▶ _Exercise details_
Give every entry again, word for word and in full.

▶ _Input data_
☆ ☆ ☆ ☆ ☆ ☆ ☆

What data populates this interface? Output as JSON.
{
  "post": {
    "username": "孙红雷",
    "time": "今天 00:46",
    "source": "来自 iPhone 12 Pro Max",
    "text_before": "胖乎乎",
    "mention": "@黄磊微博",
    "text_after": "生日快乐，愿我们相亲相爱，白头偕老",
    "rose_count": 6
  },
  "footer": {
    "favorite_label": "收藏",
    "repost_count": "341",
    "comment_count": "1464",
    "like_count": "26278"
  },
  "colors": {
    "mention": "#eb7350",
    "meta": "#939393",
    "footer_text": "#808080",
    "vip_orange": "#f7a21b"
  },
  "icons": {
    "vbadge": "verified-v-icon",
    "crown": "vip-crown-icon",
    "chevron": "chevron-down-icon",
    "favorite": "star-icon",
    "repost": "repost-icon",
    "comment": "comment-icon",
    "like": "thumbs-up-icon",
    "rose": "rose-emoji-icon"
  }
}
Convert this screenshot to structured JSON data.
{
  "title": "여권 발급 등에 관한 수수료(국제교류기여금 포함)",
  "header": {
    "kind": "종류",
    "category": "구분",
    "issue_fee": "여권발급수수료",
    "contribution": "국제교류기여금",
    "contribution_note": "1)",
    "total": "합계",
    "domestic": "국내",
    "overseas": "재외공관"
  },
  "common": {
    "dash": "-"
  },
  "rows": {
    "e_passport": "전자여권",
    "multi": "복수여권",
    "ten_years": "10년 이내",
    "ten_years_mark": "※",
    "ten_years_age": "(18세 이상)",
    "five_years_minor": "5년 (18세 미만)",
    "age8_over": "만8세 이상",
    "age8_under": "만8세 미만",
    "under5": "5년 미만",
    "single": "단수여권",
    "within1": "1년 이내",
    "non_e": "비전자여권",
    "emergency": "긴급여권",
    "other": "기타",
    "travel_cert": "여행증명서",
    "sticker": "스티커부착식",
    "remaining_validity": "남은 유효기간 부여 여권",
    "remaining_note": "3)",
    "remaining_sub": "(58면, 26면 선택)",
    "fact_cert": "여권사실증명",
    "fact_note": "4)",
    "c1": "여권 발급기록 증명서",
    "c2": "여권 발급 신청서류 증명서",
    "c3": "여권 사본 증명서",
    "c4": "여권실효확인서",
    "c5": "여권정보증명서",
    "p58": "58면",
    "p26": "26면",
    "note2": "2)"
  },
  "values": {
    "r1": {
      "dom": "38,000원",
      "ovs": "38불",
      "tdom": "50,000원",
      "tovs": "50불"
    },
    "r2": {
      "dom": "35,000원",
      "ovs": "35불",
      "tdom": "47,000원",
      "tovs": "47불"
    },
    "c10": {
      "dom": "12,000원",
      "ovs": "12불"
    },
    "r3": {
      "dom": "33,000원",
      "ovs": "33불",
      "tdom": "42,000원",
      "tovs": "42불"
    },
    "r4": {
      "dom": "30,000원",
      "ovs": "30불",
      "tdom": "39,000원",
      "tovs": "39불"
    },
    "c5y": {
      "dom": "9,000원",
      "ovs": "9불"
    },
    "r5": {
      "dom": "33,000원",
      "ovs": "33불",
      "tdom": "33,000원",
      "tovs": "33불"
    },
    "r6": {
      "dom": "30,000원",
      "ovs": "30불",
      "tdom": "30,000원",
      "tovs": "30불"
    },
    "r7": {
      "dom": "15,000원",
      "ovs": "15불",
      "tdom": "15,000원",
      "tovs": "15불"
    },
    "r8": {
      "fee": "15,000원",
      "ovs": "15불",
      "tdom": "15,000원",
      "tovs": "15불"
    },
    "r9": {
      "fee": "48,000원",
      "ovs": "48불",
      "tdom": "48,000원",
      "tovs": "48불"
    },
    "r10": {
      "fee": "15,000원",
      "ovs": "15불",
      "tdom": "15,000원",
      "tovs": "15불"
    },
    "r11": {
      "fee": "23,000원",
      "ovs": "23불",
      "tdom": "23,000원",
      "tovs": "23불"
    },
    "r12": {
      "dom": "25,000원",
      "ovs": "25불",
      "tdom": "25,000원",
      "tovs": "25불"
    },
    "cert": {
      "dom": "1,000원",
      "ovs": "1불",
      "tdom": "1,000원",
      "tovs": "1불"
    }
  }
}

☆ ☆ ☆ ☆ ☆ ☆ ☆

▶ _Solved exercise_
What data populates this interface? Output as JSON.
{
  "post": {
    "username": "孙红雷",
    "time": "今天 00:46",
    "source": "来自 iPhone 12 Pro Max",
    "text_before": "胖乎乎",
    "mention": "@黄磊微博",
    "text_after": "生日快乐，愿我们相亲相爱，白头偕老",
    "rose_count": 6
  },
  "footer": {
    "favorite_label": "收藏",
    "repost_count": "341",
    "comment_count": "1464",
    "like_count": "26278"
  },
  "colors": {
    "mention": "#eb7350",
    "meta": "#939393",
    "footer_text": "#808080",
    "vip_orange": "#f7a21b"
  },
  "icons": {
    "vbadge": "verified-v-icon",
    "crown": "vip-crown-icon",
    "chevron": "chevron-down-icon",
    "favorite": "star-icon",
    "repost": "repost-icon",
    "comment": "comment-icon",
    "like": "thumbs-up-icon",
    "rose": "rose-emoji-icon"
  }
}
Convert this screenshot to structured JSON data.
{
  "title": "여권 발급 등에 관한 수수료(국제교류기여금 포함)",
  "header": {
    "kind": "종류",
    "category": "구분",
    "issue_fee": "여권발급수수료",
    "contribution": "국제교류기여금",
    "contribution_note": "1)",
    "total": "합계",
    "domestic": "국내",
    "overseas": "재외공관"
  },
  "common": {
    "dash": "-"
  },
  "rows": {
    "e_passport": "전자여권",
    "multi": "복수여권",
    "ten_years": "10년 이내",
    "ten_years_mark": "※",
    "ten_years_age": "(18세 이상)",
    "five_years_minor": "5년 (18세 미만)",
    "age8_over": "만8세 이상",
    "age8_under": "만8세 미만",
    "under5": "5년 미만",
    "single": "단수여권",
    "within1": "1년 이내",
    "non_e": "비전자여권",
    "emergency": "긴급여권",
    "other": "기타",
    "travel_cert": "여행증명서",
    "sticker": "스티커부착식",
    "remaining_validity": "남은 유효기간 부여 여권",
    "remaining_note": "3)",
    "remaining_sub": "(58면, 26면 선택)",
    "fact_cert": "여권사실증명",
    "fact_note": "4)",
    "c1": "여권 발급기록 증명서",
    "c2": "여권 발급 신청서류 증명서",
    "c3": "여권 사본 증명서",
    "c4": "여권실효확인서",
    "c5": "여권정보증명서",
    "p58": "58면",
    "p26": "26면",
    "note2": "2)"
  },
  "values": {
    "r1": {
      "dom": "38,000원",
      "ovs": "38불",
      "tdom": "50,000원",
      "tovs": "50불"
    },
    "r2": {
      "dom": "35,000원",
      "ovs": "35불",
      "tdom": "47,000원",
      "tovs": "47불"
    },
    "c10": {
      "dom": "12,000원",
      "ovs": "12불"
    },
    "r3": {
      "dom": "33,000원",
      "ovs": "33불",
      "tdom": "42,000원",
      "tovs": "42불"
    },
    "r4": {
      "dom": "30,000원",
      "ovs": "30불",
      "tdom": "39,000원",
      "tovs": "39불"
    },
    "c5y": {
      "dom": "9,000원",
      "ovs": "9불"
    },
    "r5": {
      "dom": "33,000원",
      "ovs": "33불",
      "tdom": "33,000원",
      "tovs": "33불"
    },
    "r6": {
      "dom": "30,000원",
      "ovs": "30불",
      "tdom": "30,000원",
      "tovs": "30불"
    },
    "r7": {
      "dom": "15,000원",
      "ovs": "15불",
      "tdom": "15,000원",
      "tovs": "15불"
    },
    "r8": {
      "fee": "15,000원",
      "ovs": "15불",
      "tdom": "15,000원",
      "tovs": "15불"
    },
    "r9": {
      "fee": "48,000원",
      "ovs": "48불",
      "tdom": "48,000원",
      "tovs": "48불"
    },
    "r10": {
      "fee": "15,000원",
      "ovs": "15불",
      "tdom": "15,000원",
      "tovs": "15불"
    },
    "r11": {
      "fee": "23,000원",
      "ovs": "23불",
      "tdom": "23,000원",
      "tovs": "23불"
    },
    "r12": {
      "dom": "25,000원",
      "ovs": "25불",
      "tdom": "25,000원",
      "tovs": "25불"
    },
    "cert": {
      "dom": "1,000원",
      "ovs": "1불",
      "tdom": "1,000원",
      "tovs": "1불"
    }
  }
}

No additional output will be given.